Pull out every line below containing the word "detached".

(Data records)
########

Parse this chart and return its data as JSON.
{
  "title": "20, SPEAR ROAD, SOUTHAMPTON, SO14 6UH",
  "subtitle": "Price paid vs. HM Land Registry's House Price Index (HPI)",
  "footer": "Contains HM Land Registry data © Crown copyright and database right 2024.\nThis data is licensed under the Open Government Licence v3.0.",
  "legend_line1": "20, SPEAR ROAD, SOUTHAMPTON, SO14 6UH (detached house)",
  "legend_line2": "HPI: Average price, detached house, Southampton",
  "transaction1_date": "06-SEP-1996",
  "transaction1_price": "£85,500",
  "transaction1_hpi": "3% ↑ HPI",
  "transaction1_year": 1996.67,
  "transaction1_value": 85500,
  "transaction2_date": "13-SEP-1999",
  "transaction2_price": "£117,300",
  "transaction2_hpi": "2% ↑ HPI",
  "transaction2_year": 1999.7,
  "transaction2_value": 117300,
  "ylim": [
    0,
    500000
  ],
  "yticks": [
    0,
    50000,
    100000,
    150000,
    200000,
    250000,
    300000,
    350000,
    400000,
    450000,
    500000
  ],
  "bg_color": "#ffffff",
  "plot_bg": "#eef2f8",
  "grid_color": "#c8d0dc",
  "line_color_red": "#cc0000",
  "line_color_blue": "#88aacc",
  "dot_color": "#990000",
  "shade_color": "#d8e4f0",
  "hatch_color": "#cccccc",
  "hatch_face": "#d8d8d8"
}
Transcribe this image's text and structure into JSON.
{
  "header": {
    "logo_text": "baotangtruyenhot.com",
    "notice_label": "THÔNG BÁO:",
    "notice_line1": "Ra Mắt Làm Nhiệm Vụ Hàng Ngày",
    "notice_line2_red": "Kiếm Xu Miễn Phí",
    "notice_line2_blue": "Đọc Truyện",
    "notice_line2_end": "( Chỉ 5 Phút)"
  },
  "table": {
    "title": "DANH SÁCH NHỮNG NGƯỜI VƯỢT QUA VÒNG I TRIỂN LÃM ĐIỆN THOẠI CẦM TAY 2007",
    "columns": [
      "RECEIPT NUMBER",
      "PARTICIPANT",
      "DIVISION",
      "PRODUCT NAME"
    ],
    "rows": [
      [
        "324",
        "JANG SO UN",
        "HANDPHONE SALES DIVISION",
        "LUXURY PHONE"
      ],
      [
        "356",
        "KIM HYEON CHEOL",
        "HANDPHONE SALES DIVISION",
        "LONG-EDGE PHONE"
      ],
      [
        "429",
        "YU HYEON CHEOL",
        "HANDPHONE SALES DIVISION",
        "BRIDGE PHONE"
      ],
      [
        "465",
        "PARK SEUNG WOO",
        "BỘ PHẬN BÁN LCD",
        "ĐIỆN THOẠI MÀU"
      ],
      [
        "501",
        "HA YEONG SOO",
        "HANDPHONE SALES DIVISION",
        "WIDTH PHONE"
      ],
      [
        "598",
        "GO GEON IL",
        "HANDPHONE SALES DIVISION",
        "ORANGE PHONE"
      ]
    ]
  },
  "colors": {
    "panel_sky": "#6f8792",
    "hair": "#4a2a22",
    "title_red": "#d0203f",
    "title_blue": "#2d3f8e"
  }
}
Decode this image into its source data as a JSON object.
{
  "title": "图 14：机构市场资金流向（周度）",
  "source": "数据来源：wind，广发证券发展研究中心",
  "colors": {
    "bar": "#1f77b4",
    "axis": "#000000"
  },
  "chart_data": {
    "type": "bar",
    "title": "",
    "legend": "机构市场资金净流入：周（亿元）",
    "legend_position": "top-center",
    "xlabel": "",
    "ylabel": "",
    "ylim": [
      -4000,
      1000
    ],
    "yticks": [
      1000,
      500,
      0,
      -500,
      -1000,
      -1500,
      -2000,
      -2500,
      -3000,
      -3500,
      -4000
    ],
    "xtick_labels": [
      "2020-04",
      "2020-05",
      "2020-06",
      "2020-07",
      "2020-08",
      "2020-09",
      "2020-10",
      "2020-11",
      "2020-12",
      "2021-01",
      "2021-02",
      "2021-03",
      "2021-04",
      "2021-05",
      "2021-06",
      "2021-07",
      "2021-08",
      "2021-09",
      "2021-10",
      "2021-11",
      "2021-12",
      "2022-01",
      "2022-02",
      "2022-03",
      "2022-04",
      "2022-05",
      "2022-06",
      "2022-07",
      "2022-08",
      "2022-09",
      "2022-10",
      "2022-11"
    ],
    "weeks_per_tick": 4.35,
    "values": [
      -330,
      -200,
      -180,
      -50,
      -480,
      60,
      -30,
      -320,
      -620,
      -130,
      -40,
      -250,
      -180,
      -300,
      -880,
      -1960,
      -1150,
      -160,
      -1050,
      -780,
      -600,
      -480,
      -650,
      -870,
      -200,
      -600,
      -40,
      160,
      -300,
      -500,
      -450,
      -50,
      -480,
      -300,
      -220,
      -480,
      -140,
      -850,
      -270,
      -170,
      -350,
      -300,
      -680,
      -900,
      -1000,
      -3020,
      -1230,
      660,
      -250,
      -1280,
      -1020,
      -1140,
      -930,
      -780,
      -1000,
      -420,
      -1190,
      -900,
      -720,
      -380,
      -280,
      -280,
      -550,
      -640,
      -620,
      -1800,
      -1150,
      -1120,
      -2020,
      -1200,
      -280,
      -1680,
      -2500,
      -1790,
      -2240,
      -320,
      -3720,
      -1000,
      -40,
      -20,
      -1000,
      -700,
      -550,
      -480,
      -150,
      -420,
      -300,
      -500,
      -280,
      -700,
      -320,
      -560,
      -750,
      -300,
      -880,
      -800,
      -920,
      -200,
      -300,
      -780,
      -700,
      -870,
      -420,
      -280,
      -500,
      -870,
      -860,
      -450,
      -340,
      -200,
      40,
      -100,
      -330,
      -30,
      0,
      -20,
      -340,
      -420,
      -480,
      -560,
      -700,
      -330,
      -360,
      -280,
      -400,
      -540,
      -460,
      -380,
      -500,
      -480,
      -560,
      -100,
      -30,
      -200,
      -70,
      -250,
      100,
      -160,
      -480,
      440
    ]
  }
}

########

* EXERCISE RESULT *
  "legend_line1": "20, SPEAR ROAD, SOUTHAMPTON, SO14 6UH (detached house)",
  "legend_line2": "HPI: Average price, detached house, Southampton",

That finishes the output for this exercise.